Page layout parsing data
####

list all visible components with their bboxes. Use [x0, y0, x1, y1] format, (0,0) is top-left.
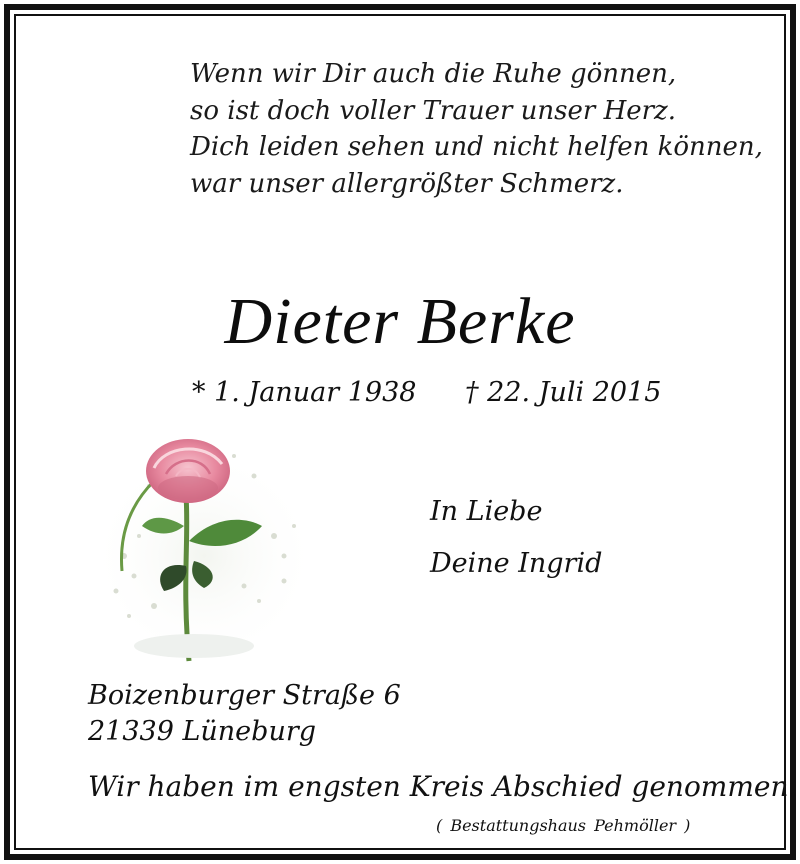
poem-line-2: so ist doch voller Trauer unser Herz. [190, 95, 677, 126]
address-street: Boizenburger Straße 6 [88, 680, 401, 711]
deceased-name: Dieter Berke [224, 285, 576, 358]
funeral-home: ( Bestattungshaus Pehmöller ) [436, 816, 691, 835]
signer-name: Deine Ingrid [430, 548, 603, 579]
death-date: † 22. Juli 2015 [465, 377, 662, 408]
birth-date: * 1. Januar 1938 [192, 377, 417, 408]
closing-phrase: In Liebe [430, 496, 543, 527]
life-dates [192, 375, 661, 411]
poem-line-4: war unser allergrößter Schmerz. [190, 168, 624, 199]
address-city: 21339 Lüneburg [88, 716, 317, 747]
address [88, 678, 401, 750]
poem-line-1: Wenn wir Dir auch die Ruhe gönnen, [190, 59, 677, 89]
rose-illustration [94, 416, 364, 678]
poem [190, 56, 763, 202]
poem-line-3: Dich leiden sehen und nicht helfen können, [190, 132, 763, 162]
rose-icon [94, 416, 364, 678]
farewell-note: Wir haben im engsten Kreis Abschied genommen. [88, 770, 798, 803]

####

• _Exercise requirements_
Set down the data above exactly as written. Omit the pictures.

• _Task response_
list all visible components with their bboxes. Use [x0, y0, x1, y1] format, (0,0) is top-left.
poem-line-2: so ist doch voller Trauer unser Herz. [190, 95, 677, 126]
address-street: Boizenburger Straße 6 [88, 680, 401, 711]
deceased-name: Dieter Berke [224, 285, 576, 358]
funeral-home: ( Bestattungshaus Pehmöller ) [436, 816, 691, 835]
signer-name: Deine Ingrid [430, 548, 603, 579]
death-date: † 22. Juli 2015 [465, 377, 662, 408]
birth-date: * 1. Januar 1938 [192, 377, 417, 408]
closing-phrase: In Liebe [430, 496, 543, 527]
life-dates [192, 375, 661, 411]
poem-line-4: war unser allergrößter Schmerz. [190, 168, 624, 199]
address-city: 21339 Lüneburg [88, 716, 317, 747]
address [88, 678, 401, 750]
poem-line-1: Wenn wir Dir auch die Ruhe gönnen, [190, 59, 677, 89]
rose-illustration [94, 416, 364, 678]
poem [190, 56, 763, 202]
poem-line-3: Dich leiden sehen und nicht helfen können, [190, 132, 763, 162]
rose-icon [94, 416, 364, 678]
farewell-note: Wir haben im engsten Kreis Abschied genommen. [88, 770, 798, 803]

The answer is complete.